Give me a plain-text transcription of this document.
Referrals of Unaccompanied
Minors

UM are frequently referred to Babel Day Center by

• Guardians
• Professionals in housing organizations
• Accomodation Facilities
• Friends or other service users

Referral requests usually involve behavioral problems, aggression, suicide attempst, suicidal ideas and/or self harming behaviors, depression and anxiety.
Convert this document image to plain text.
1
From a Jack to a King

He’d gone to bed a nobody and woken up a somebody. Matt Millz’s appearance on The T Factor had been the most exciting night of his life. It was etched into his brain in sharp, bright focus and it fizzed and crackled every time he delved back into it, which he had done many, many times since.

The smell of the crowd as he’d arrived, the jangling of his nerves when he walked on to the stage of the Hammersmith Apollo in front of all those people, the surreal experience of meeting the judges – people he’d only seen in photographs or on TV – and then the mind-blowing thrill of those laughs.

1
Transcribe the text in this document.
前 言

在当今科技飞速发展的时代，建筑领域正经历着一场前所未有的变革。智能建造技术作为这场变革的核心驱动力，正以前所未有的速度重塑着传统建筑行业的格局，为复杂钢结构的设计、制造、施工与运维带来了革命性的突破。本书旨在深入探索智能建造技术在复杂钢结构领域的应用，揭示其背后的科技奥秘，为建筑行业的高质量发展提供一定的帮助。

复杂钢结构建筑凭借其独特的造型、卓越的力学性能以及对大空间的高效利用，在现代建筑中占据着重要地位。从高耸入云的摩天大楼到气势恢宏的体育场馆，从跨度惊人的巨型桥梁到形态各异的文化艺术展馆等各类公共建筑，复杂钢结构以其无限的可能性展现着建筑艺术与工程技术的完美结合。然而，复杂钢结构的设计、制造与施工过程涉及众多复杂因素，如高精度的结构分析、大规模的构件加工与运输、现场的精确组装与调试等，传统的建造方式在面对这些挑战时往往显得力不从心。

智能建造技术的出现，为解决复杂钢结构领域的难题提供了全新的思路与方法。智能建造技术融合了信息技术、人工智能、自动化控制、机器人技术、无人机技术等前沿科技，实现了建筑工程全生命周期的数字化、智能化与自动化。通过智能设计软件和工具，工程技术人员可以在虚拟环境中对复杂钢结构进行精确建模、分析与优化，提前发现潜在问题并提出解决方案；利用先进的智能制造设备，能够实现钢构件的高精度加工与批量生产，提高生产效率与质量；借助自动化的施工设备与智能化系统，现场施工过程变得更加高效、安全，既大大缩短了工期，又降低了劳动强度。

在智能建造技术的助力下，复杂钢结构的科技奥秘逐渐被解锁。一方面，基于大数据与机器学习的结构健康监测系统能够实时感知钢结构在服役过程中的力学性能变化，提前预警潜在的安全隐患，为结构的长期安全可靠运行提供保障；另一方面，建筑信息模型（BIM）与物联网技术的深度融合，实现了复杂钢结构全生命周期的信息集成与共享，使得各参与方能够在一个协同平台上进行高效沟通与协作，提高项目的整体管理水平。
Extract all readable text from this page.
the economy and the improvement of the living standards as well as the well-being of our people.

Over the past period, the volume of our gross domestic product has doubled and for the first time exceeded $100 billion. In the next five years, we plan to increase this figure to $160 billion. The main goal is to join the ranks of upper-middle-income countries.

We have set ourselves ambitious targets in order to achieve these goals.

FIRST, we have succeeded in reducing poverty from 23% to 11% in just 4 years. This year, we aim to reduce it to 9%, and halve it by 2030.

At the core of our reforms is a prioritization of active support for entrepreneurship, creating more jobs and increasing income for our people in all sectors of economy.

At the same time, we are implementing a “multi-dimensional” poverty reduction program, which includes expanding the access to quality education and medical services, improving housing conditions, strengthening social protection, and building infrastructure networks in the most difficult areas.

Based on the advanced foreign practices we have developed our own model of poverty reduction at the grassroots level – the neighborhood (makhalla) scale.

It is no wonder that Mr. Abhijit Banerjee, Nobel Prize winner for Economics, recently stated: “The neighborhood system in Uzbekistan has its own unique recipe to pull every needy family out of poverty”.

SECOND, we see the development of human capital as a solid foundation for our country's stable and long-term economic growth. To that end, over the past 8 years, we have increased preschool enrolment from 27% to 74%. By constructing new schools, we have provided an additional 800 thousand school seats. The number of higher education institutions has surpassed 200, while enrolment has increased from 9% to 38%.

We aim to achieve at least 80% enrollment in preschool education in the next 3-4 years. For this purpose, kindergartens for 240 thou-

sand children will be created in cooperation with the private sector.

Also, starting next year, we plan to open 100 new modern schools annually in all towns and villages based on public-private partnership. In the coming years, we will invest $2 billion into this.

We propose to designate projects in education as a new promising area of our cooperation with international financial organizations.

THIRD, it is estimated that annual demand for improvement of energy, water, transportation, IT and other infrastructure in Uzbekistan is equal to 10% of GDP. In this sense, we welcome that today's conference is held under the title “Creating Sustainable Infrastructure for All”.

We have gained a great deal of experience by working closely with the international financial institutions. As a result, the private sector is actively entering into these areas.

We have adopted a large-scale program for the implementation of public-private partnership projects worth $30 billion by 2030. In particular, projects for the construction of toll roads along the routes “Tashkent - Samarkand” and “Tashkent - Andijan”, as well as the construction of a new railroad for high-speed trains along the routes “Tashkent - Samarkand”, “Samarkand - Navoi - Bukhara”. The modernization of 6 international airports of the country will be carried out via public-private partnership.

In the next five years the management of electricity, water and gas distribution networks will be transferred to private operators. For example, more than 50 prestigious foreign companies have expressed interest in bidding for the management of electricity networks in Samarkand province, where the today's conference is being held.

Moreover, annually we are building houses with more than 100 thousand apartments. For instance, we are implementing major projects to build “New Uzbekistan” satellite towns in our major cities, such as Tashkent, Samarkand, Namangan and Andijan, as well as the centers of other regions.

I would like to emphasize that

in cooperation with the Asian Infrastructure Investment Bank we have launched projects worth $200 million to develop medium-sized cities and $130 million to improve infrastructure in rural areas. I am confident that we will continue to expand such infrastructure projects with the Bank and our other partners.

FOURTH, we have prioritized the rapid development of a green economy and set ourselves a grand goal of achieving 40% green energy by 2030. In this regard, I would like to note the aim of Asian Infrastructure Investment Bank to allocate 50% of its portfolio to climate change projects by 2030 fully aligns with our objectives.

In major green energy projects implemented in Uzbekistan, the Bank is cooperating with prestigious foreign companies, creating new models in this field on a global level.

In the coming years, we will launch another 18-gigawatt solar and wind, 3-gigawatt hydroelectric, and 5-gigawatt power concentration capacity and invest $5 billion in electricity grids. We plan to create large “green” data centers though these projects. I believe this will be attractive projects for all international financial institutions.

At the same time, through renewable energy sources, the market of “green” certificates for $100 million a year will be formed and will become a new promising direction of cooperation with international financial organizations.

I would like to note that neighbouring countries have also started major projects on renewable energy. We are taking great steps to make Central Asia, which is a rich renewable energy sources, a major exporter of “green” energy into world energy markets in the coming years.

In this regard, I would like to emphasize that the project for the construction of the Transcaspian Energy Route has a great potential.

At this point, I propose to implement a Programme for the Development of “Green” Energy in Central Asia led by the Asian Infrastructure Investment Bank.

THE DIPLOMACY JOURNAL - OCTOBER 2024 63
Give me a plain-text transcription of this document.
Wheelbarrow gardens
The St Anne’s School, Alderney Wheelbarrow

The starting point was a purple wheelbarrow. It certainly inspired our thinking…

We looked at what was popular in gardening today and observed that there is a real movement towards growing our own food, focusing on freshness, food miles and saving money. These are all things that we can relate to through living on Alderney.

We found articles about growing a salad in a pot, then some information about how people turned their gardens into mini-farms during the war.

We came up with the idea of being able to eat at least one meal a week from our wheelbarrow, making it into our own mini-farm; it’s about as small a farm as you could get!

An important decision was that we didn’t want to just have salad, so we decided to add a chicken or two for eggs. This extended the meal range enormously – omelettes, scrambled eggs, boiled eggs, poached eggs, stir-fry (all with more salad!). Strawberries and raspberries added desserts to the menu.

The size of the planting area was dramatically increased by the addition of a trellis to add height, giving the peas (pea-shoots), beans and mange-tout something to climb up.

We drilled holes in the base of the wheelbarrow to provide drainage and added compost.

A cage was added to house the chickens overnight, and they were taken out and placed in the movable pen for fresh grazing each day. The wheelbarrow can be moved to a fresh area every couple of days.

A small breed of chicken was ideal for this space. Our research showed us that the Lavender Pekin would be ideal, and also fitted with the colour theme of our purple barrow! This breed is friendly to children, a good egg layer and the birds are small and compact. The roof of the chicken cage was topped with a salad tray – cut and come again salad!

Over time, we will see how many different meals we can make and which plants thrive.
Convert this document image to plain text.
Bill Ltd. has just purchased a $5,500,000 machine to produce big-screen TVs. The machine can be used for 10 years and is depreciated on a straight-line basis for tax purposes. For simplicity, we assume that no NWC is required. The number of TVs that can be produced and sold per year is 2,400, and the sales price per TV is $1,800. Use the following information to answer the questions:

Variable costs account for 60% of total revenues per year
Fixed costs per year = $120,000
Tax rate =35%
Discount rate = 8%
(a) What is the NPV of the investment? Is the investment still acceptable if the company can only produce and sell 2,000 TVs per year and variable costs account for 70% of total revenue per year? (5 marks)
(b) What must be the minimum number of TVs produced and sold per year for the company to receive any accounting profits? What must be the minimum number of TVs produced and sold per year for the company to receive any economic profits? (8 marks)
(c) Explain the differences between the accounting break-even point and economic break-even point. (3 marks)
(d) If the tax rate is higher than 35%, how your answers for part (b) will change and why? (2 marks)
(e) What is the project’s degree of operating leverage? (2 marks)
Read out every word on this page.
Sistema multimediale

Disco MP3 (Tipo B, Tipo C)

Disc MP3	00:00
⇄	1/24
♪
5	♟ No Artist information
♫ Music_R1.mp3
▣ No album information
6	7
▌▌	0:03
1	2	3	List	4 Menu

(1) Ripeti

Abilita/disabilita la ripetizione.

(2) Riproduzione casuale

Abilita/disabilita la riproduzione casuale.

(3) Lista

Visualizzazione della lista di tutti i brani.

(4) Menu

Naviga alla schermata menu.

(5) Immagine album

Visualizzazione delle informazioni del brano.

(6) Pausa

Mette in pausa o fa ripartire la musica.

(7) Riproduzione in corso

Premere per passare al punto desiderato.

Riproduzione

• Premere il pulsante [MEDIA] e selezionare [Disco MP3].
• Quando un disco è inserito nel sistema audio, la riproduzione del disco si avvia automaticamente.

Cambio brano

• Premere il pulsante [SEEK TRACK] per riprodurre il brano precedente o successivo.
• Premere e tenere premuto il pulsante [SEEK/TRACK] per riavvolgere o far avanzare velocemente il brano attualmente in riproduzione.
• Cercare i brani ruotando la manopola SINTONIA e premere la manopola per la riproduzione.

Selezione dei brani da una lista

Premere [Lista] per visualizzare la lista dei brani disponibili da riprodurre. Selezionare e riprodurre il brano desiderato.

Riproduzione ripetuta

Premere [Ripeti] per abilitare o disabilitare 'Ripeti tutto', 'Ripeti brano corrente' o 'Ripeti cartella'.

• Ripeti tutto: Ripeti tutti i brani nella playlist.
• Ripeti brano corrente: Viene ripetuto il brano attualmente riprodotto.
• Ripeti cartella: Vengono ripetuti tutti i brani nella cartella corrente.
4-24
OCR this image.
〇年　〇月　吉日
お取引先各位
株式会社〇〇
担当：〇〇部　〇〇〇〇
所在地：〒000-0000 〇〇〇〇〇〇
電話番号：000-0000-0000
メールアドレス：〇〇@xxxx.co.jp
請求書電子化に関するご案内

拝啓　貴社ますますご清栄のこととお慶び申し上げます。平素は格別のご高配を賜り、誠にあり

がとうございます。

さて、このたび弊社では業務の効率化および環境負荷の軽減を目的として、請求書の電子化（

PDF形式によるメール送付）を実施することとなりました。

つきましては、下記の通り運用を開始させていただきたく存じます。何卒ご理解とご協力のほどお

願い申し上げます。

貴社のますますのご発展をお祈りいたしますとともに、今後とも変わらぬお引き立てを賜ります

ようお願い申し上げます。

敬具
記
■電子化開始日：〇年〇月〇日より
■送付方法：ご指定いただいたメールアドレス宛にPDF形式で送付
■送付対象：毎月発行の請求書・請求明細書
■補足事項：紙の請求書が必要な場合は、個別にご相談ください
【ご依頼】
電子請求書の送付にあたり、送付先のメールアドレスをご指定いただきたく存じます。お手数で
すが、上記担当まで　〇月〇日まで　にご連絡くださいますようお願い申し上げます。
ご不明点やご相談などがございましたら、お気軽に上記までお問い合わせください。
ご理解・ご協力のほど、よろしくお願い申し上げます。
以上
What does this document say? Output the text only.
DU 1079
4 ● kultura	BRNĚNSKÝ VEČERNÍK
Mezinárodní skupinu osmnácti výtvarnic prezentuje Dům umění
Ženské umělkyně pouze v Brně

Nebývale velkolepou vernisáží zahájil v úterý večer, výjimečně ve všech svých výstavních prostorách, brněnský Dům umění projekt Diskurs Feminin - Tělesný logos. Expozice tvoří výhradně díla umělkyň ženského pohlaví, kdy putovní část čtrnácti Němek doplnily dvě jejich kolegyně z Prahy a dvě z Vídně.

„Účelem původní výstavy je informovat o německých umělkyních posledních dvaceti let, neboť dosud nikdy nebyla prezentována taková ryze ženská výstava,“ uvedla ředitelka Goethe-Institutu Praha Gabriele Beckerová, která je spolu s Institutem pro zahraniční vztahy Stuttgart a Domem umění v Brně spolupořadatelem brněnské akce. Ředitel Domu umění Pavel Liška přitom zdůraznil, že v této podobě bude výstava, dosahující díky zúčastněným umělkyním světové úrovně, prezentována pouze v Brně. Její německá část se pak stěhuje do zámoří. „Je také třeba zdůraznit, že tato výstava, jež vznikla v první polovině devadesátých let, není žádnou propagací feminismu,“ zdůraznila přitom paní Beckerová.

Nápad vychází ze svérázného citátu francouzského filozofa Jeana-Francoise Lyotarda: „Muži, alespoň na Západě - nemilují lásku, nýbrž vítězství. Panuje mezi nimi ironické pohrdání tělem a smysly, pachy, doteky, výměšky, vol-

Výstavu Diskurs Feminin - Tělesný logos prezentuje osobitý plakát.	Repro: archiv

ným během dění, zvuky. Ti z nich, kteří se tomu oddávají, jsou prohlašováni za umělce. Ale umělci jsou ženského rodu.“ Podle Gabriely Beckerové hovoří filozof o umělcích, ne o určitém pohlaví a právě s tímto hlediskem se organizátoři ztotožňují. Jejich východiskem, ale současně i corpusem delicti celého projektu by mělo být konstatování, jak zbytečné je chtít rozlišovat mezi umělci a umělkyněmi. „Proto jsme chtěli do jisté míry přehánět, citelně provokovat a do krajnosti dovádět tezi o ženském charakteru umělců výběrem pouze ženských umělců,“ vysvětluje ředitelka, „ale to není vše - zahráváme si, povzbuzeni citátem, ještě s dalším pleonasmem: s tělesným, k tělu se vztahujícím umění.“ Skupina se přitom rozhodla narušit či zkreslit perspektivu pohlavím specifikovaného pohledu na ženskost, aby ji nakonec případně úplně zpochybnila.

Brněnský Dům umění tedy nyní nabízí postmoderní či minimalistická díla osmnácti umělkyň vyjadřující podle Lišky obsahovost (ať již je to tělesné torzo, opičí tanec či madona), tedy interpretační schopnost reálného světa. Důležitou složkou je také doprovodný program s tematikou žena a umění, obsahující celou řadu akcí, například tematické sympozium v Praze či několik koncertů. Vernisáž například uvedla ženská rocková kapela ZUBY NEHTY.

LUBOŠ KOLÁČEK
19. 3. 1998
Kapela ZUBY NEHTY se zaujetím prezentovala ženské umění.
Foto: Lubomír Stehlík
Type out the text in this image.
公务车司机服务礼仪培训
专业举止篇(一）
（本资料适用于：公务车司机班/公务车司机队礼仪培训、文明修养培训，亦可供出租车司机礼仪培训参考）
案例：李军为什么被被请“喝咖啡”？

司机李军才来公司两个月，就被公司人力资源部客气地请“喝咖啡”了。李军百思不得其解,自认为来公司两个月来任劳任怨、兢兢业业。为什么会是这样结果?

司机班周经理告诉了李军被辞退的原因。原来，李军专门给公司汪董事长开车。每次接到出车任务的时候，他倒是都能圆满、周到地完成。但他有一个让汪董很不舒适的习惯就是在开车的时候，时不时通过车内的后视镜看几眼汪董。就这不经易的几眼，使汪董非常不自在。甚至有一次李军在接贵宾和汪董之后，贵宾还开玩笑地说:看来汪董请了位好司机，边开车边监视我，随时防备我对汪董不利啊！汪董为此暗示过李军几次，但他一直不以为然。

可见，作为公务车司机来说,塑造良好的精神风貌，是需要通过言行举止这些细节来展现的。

WHAT YOU ARE ASKED TO DO:
Gather up every line in the data above that contains the word "least", copying each one.

SOLUTION:
We aim to achieve at least 80% enrollment in preschool education in the next 3-4 years. For this purpose, kindergartens for 240 thou-
We came up with the idea of being able to eat at least one meal a week from our wheelbarrow, making it into our own mini-farm; it’s about as small a farm as you could get!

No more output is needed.